» **Requirements**
For every line in the data below that contains "value", copy the line.

── Material for this task

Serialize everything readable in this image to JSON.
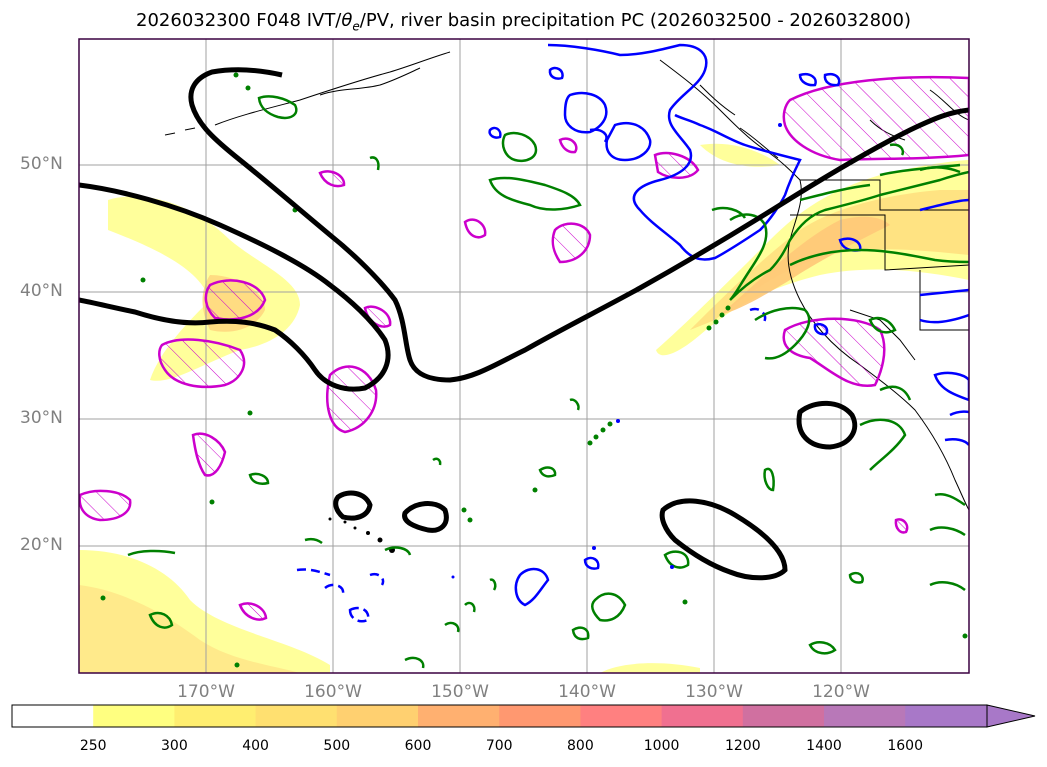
{
  "title": {
    "prefix": "2026032300 F048 IVT/",
    "theta": "θ",
    "theta_sub": "e",
    "suffix": "/PV, river basin precipitation PC (2026032500 - 2026032800)"
  },
  "map": {
    "lon_range": [
      -180,
      -110
    ],
    "lat_range": [
      10,
      60
    ],
    "gridlines": true,
    "lat_ticks": [
      {
        "value": 50,
        "label": "50°N"
      },
      {
        "value": 40,
        "label": "40°N"
      },
      {
        "value": 30,
        "label": "30°N"
      },
      {
        "value": 20,
        "label": "20°N"
      }
    ],
    "lon_ticks": [
      {
        "value": -170,
        "label": "170°W"
      },
      {
        "value": -160,
        "label": "160°W"
      },
      {
        "value": -150,
        "label": "150°W"
      },
      {
        "value": -140,
        "label": "140°W"
      },
      {
        "value": -130,
        "label": "130°W"
      },
      {
        "value": -120,
        "label": "120°W"
      }
    ],
    "colors": {
      "ivt_contour": "#000000",
      "pv_contour": "#0000ff",
      "theta_contour": "#008000",
      "precip_contour": "#cc00cc",
      "coastline": "#000000",
      "frame": "#4b0082"
    }
  },
  "colorbar": {
    "levels": [
      "250",
      "300",
      "400",
      "500",
      "600",
      "700",
      "800",
      "1000",
      "1200",
      "1400",
      "1600"
    ],
    "colors": [
      "#ffffff",
      "#ffff80",
      "#ffee70",
      "#ffe070",
      "#ffd070",
      "#ffb070",
      "#ff9870",
      "#ff8080",
      "#f07090",
      "#d070a0",
      "#b878b8",
      "#a878c8"
    ],
    "extend": "max"
  }
}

────

» **Expected output**
        "value": 50,
        "value": 40,
        "value": 30,
        "value": 20,
        "value": -170,
        "value": -160,
        "value": -150,
        "value": -140,
        "value": -130,
        "value": -120,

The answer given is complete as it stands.